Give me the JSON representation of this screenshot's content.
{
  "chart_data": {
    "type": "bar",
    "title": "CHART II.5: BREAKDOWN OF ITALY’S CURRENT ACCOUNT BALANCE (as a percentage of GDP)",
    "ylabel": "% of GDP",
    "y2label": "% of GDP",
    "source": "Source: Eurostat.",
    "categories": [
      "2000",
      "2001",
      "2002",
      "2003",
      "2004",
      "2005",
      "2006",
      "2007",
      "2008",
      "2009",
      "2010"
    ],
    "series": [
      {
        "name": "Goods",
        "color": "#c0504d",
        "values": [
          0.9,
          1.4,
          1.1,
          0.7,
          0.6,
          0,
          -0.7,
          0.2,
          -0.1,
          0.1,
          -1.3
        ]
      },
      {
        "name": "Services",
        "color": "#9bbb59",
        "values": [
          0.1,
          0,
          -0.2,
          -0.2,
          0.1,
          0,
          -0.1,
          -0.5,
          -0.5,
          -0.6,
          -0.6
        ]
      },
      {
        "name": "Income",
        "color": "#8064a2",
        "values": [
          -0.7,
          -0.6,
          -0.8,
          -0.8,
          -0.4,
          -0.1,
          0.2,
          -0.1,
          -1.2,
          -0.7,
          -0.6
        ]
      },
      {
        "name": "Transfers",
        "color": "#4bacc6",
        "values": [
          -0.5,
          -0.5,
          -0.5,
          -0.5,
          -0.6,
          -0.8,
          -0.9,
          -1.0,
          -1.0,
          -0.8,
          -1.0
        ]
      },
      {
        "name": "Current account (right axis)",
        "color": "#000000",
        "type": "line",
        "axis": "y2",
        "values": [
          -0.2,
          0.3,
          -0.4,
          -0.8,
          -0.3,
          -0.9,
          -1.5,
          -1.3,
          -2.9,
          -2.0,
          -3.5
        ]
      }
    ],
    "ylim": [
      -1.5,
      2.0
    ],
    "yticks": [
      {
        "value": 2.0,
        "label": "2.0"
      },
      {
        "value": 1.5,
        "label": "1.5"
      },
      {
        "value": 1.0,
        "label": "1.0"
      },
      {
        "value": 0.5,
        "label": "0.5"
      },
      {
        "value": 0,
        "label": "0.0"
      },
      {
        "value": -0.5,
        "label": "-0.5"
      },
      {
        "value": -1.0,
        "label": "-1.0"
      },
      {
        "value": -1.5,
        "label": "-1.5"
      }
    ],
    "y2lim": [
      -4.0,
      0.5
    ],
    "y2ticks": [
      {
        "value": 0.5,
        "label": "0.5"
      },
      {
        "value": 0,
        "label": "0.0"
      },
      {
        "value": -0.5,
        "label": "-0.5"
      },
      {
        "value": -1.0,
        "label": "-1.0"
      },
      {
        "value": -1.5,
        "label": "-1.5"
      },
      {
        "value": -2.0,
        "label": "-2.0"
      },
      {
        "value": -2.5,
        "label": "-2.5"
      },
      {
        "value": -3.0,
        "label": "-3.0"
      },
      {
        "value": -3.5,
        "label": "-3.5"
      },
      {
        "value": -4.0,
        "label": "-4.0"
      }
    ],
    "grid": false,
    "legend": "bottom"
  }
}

------------------------------------

— AIM —
In the records above, find each line with the word "name" and copy it.

— RESPONSE TO THIS EXERCISE —
        "name": "Goods",
        "name": "Services",
        "name": "Income",
        "name": "Transfers",
        "name": "Current account (right axis)",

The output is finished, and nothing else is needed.